Exercise task: Copy out the data exactly, leaving the pictures behind.

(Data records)

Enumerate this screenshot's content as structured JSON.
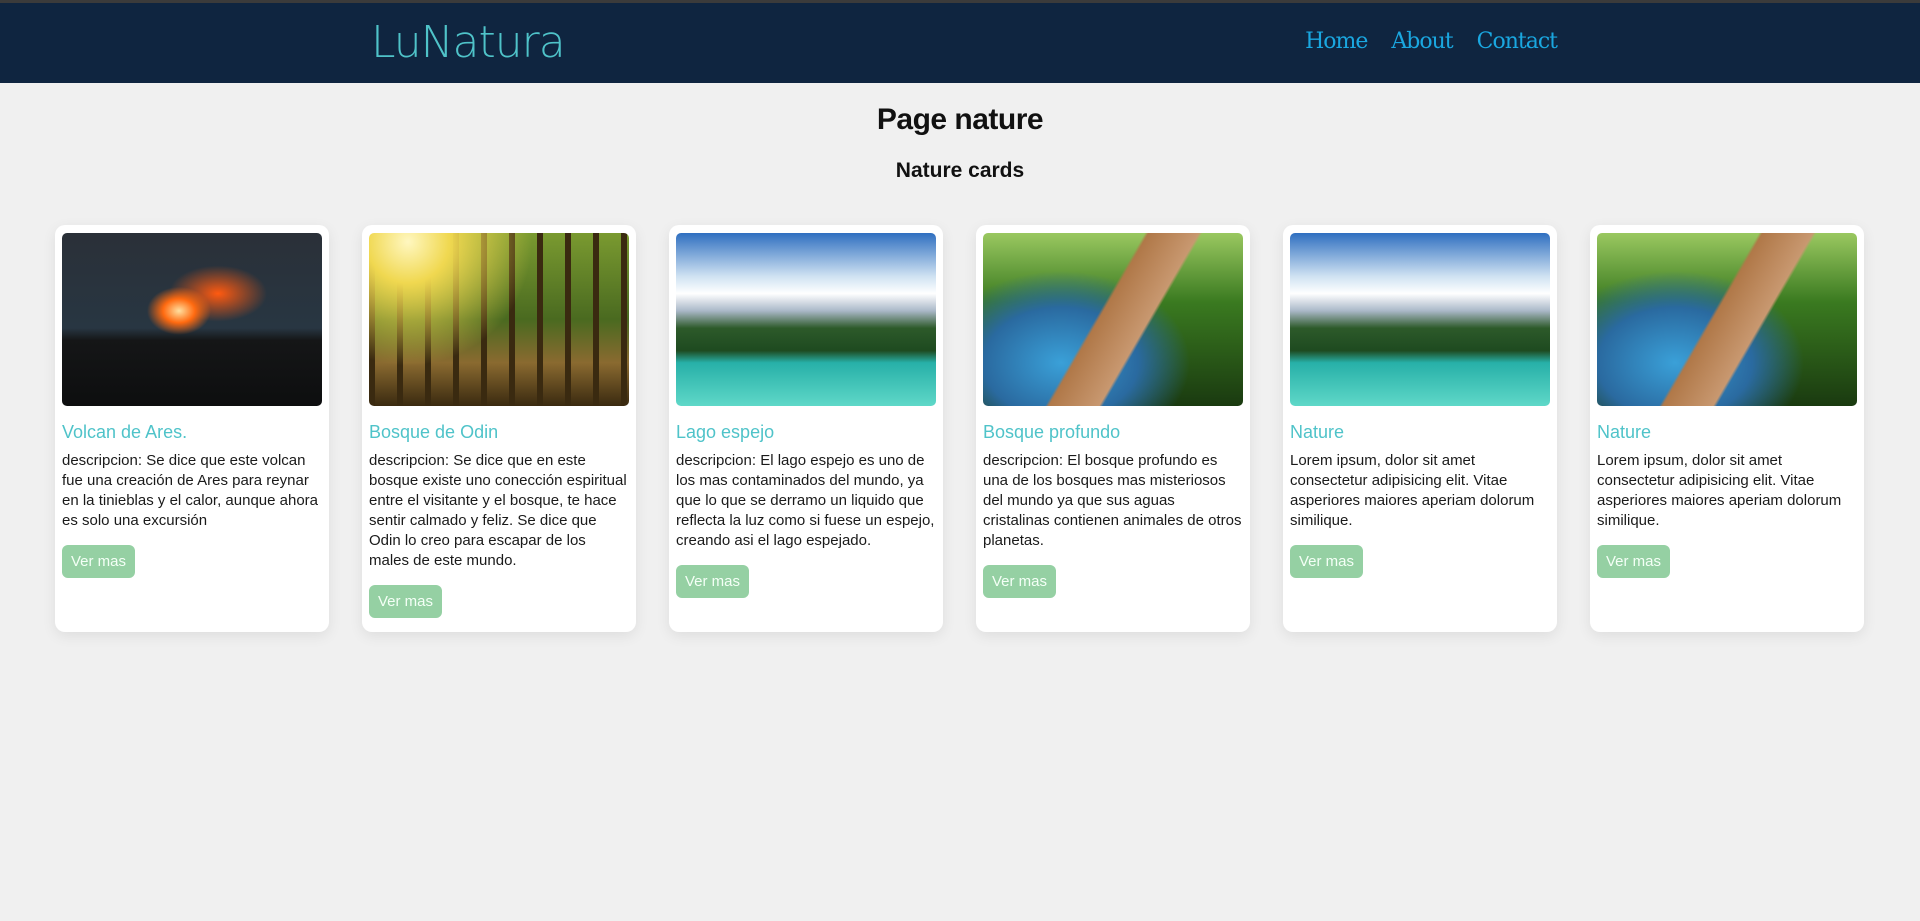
{
  "header": {
    "logo": "LuNatura",
    "nav": [
      "Home",
      "About",
      "Contact"
    ]
  },
  "page_title": "Page nature",
  "section_title": "Nature cards",
  "cards": [
    {
      "image": "volcano",
      "title": "Volcan de Ares.",
      "description": "descripcion: Se dice que este volcan fue una creación de Ares para reynar en la tinieblas y el calor, aunque ahora es solo una excursión",
      "button": "Ver mas"
    },
    {
      "image": "forest",
      "title": "Bosque de Odin",
      "description": "descripcion: Se dice que en este bosque existe uno conección espiritual entre el visitante y el bosque, te hace sentir calmado y feliz. Se dice que Odin lo creo para escapar de los males de este mundo.",
      "button": "Ver mas"
    },
    {
      "image": "lake",
      "title": "Lago espejo",
      "description": "descripcion: El lago espejo es uno de los mas contaminados del mundo, ya que lo que se derramo un liquido que reflecta la luz como si fuese un espejo, creando asi el lago espejado.",
      "button": "Ver mas"
    },
    {
      "image": "path",
      "title": "Bosque profundo",
      "description": "descripcion: El bosque profundo es una de los bosques mas misteriosos del mundo ya que sus aguas cristalinas contienen animales de otros planetas.",
      "button": "Ver mas"
    },
    {
      "image": "lake",
      "title": "Nature",
      "description": "Lorem ipsum, dolor sit amet consectetur adipisicing elit. Vitae asperiores maiores aperiam dolorum similique.",
      "button": "Ver mas"
    },
    {
      "image": "path",
      "title": "Nature",
      "description": "Lorem ipsum, dolor sit amet consectetur adipisicing elit. Vitae asperiores maiores aperiam dolorum similique.",
      "button": "Ver mas"
    }
  ]
}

Answer for the task:
Enumerate this screenshot's content as structured JSON.
{
  "header": {
    "logo": "LuNatura",
    "nav": [
      "Home",
      "About",
      "Contact"
    ]
  },
  "page_title": "Page nature",
  "section_title": "Nature cards",
  "cards": [
    {
      "image": "volcano",
      "title": "Volcan de Ares.",
      "description": "descripcion: Se dice que este volcan fue una creación de Ares para reynar en la tinieblas y el calor, aunque ahora es solo una excursión",
      "button": "Ver mas"
    },
    {
      "image": "forest",
      "title": "Bosque de Odin",
      "description": "descripcion: Se dice que en este bosque existe uno conección espiritual entre el visitante y el bosque, te hace sentir calmado y feliz. Se dice que Odin lo creo para escapar de los males de este mundo.",
      "button": "Ver mas"
    },
    {
      "image": "lake",
      "title": "Lago espejo",
      "description": "descripcion: El lago espejo es uno de los mas contaminados del mundo, ya que lo que se derramo un liquido que reflecta la luz como si fuese un espejo, creando asi el lago espejado.",
      "button": "Ver mas"
    },
    {
      "image": "path",
      "title": "Bosque profundo",
      "description": "descripcion: El bosque profundo es una de los bosques mas misteriosos del mundo ya que sus aguas cristalinas contienen animales de otros planetas.",
      "button": "Ver mas"
    },
    {
      "image": "lake",
      "title": "Nature",
      "description": "Lorem ipsum, dolor sit amet consectetur adipisicing elit. Vitae asperiores maiores aperiam dolorum similique.",
      "button": "Ver mas"
    },
    {
      "image": "path",
      "title": "Nature",
      "description": "Lorem ipsum, dolor sit amet consectetur adipisicing elit. Vitae asperiores maiores aperiam dolorum similique.",
      "button": "Ver mas"
    }
  ]
}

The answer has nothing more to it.